:: PROBLEM ::
Below are records to repeat exactly. Omit the pictures from the copy.

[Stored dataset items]
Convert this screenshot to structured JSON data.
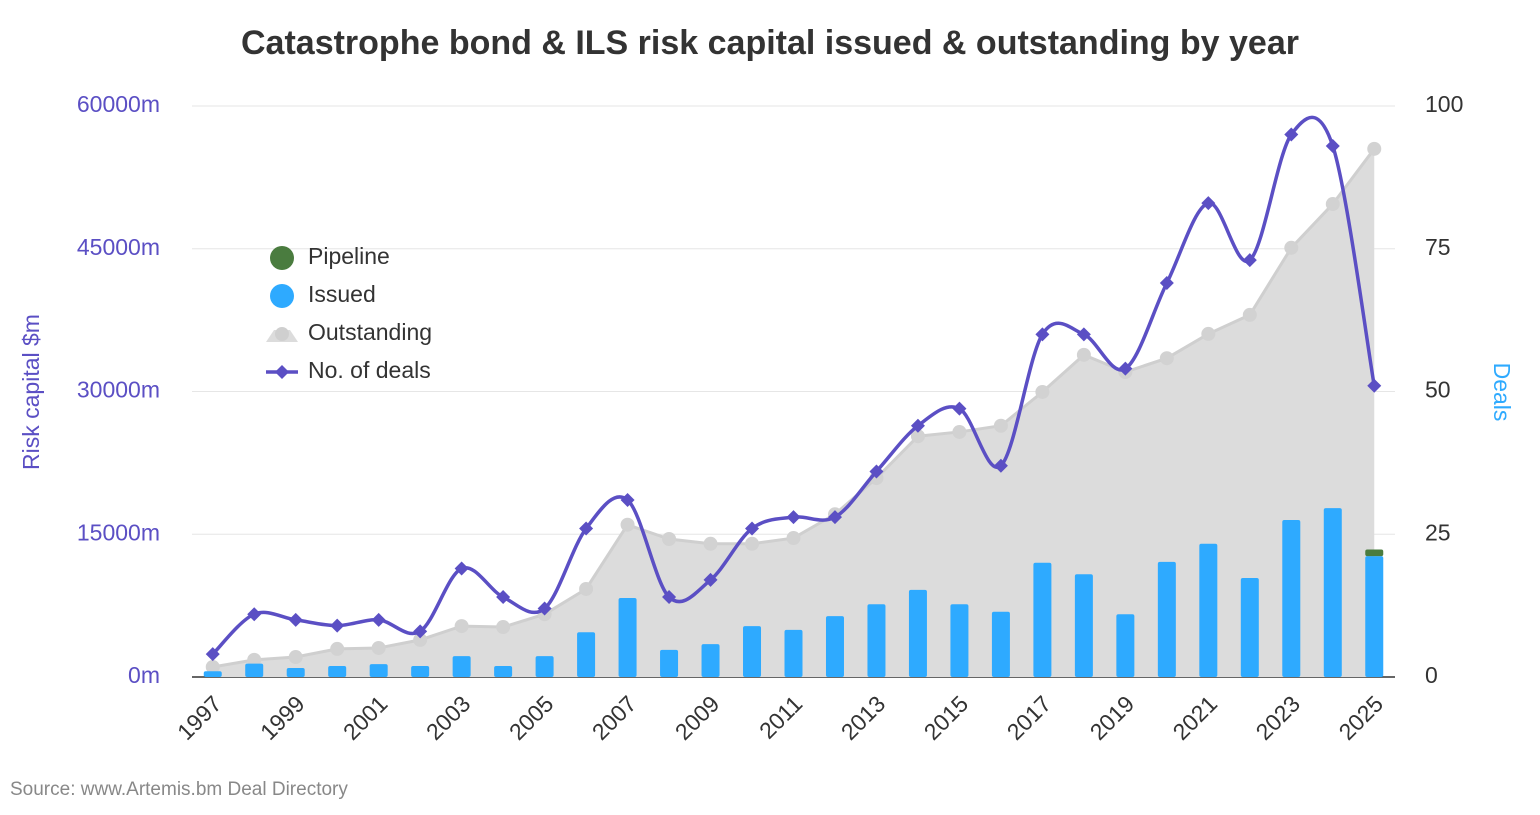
{
  "chart_data": {
    "type": "combo",
    "title": "Catastrophe bond & ILS risk capital issued & outstanding by year",
    "source": "Source: www.Artemis.bm Deal Directory",
    "y_label": "Risk capital $m",
    "y2_label": "Deals",
    "categories": [
      "1997",
      null,
      "1999",
      null,
      "2001",
      null,
      "2003",
      null,
      "2005",
      null,
      "2007",
      null,
      "2009",
      null,
      "2011",
      null,
      "2013",
      null,
      "2015",
      null,
      "2017",
      null,
      "2019",
      null,
      "2021",
      null,
      "2023",
      null,
      "2025"
    ],
    "series": [
      {
        "name": "Pipeline",
        "type": "bar",
        "stack": true,
        "color": "#4a7c3f",
        "values": [
          0,
          0,
          0,
          0,
          0,
          0,
          0,
          0,
          0,
          0,
          0,
          0,
          0,
          0,
          0,
          0,
          0,
          0,
          0,
          0,
          0,
          0,
          0,
          0,
          0,
          0,
          0,
          0,
          700
        ]
      },
      {
        "name": "Issued",
        "type": "bar",
        "stack": true,
        "color": "#2eaaff",
        "values": [
          600,
          1400,
          950,
          1150,
          1350,
          1150,
          2200,
          1150,
          2200,
          4700,
          8300,
          2850,
          3450,
          5350,
          4950,
          6400,
          7650,
          9150,
          7650,
          6850,
          12000,
          10800,
          6600,
          12100,
          14000,
          10400,
          16500,
          17750,
          12700
        ]
      },
      {
        "name": "Outstanding",
        "type": "area",
        "color": "#dcdcdc",
        "values": [
          1050,
          1800,
          2100,
          2950,
          3050,
          3900,
          5350,
          5250,
          6600,
          9250,
          16000,
          14500,
          14000,
          14000,
          14600,
          17100,
          20900,
          25300,
          25750,
          26400,
          29950,
          33850,
          32050,
          33500,
          36050,
          38050,
          45100,
          49700,
          55500
        ]
      },
      {
        "name": "No. of deals",
        "type": "line",
        "axis": "y2",
        "color": "#5b4fc4",
        "values": [
          4,
          11,
          10,
          9,
          10,
          8,
          19,
          14,
          12,
          26,
          31,
          14,
          17,
          26,
          28,
          28,
          36,
          44,
          47,
          37,
          60,
          60,
          54,
          69,
          83,
          73,
          95,
          93,
          51
        ]
      }
    ],
    "ylim": [
      0,
      60000
    ],
    "yticks": [
      {
        "value": 0,
        "label": "0m"
      },
      {
        "value": 15000,
        "label": "15000m"
      },
      {
        "value": 30000,
        "label": "30000m"
      },
      {
        "value": 45000,
        "label": "45000m"
      },
      {
        "value": 60000,
        "label": "60000m"
      }
    ],
    "y2lim": [
      0,
      100
    ],
    "y2ticks": [
      0,
      25,
      50,
      75,
      100
    ],
    "grid": true,
    "legend": "upper-left"
  }
}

:: ANSWER BELOW ::
Convert this screenshot to structured JSON data.
{
  "chart_data": {
    "type": "combo",
    "title": "Catastrophe bond & ILS risk capital issued & outstanding by year",
    "source": "Source: www.Artemis.bm Deal Directory",
    "y_label": "Risk capital $m",
    "y2_label": "Deals",
    "categories": [
      "1997",
      null,
      "1999",
      null,
      "2001",
      null,
      "2003",
      null,
      "2005",
      null,
      "2007",
      null,
      "2009",
      null,
      "2011",
      null,
      "2013",
      null,
      "2015",
      null,
      "2017",
      null,
      "2019",
      null,
      "2021",
      null,
      "2023",
      null,
      "2025"
    ],
    "series": [
      {
        "name": "Pipeline",
        "type": "bar",
        "stack": true,
        "color": "#4a7c3f",
        "values": [
          0,
          0,
          0,
          0,
          0,
          0,
          0,
          0,
          0,
          0,
          0,
          0,
          0,
          0,
          0,
          0,
          0,
          0,
          0,
          0,
          0,
          0,
          0,
          0,
          0,
          0,
          0,
          0,
          700
        ]
      },
      {
        "name": "Issued",
        "type": "bar",
        "stack": true,
        "color": "#2eaaff",
        "values": [
          600,
          1400,
          950,
          1150,
          1350,
          1150,
          2200,
          1150,
          2200,
          4700,
          8300,
          2850,
          3450,
          5350,
          4950,
          6400,
          7650,
          9150,
          7650,
          6850,
          12000,
          10800,
          6600,
          12100,
          14000,
          10400,
          16500,
          17750,
          12700
        ]
      },
      {
        "name": "Outstanding",
        "type": "area",
        "color": "#dcdcdc",
        "values": [
          1050,
          1800,
          2100,
          2950,
          3050,
          3900,
          5350,
          5250,
          6600,
          9250,
          16000,
          14500,
          14000,
          14000,
          14600,
          17100,
          20900,
          25300,
          25750,
          26400,
          29950,
          33850,
          32050,
          33500,
          36050,
          38050,
          45100,
          49700,
          55500
        ]
      },
      {
        "name": "No. of deals",
        "type": "line",
        "axis": "y2",
        "color": "#5b4fc4",
        "values": [
          4,
          11,
          10,
          9,
          10,
          8,
          19,
          14,
          12,
          26,
          31,
          14,
          17,
          26,
          28,
          28,
          36,
          44,
          47,
          37,
          60,
          60,
          54,
          69,
          83,
          73,
          95,
          93,
          51
        ]
      }
    ],
    "ylim": [
      0,
      60000
    ],
    "yticks": [
      {
        "value": 0,
        "label": "0m"
      },
      {
        "value": 15000,
        "label": "15000m"
      },
      {
        "value": 30000,
        "label": "30000m"
      },
      {
        "value": 45000,
        "label": "45000m"
      },
      {
        "value": 60000,
        "label": "60000m"
      }
    ],
    "y2lim": [
      0,
      100
    ],
    "y2ticks": [
      0,
      25,
      50,
      75,
      100
    ],
    "grid": true,
    "legend": "upper-left"
  }
}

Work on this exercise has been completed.